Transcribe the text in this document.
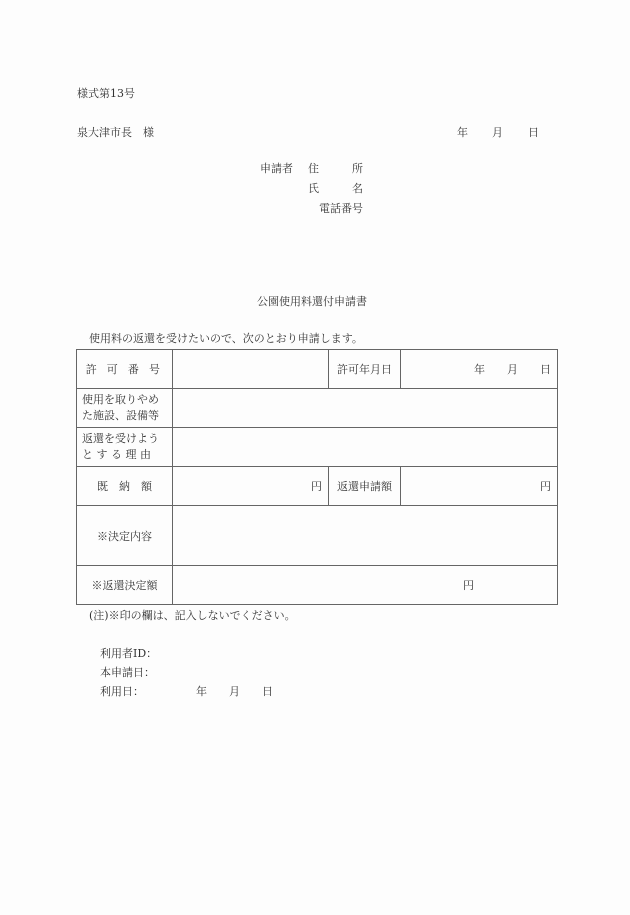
様式第13号
泉大津市長　様	年 月 日
申請者 住　　　所
氏　　　名
電話番号
公園使用料還付申請書
使用料の返還を受けたいので、次のとおり申請します。
許 可 番 号		許可年月日	年　　月　　日

使用を取りやめ
た施設、設備等			

返還を受けよう
と す る 理 由			

既　納　額	円	返還申請額	円
※決定内容			
※返還決定額	円		
(注)※印の欄は、記入しないでください。
利用者ID：
本申請日：
利用日：	年　　月　　日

====

#### [OBJECTIVE]
Transcribe all entries above exactly. Drop the pictures.

#### [SOLUTION FOR THIS TASK]
Transcribe the text in this document.
様式第13号
泉大津市長　様	年 月 日
申請者 住　　　所
氏　　　名
電話番号
公園使用料還付申請書
使用料の返還を受けたいので、次のとおり申請します。
許 可 番 号		許可年月日	年　　月　　日

使用を取りやめ
た施設、設備等			

返還を受けよう
と す る 理 由			

既　納　額	円	返還申請額	円
※決定内容			
※返還決定額	円		
(注)※印の欄は、記入しないでください。
利用者ID：
本申請日：
利用日：	年　　月　　日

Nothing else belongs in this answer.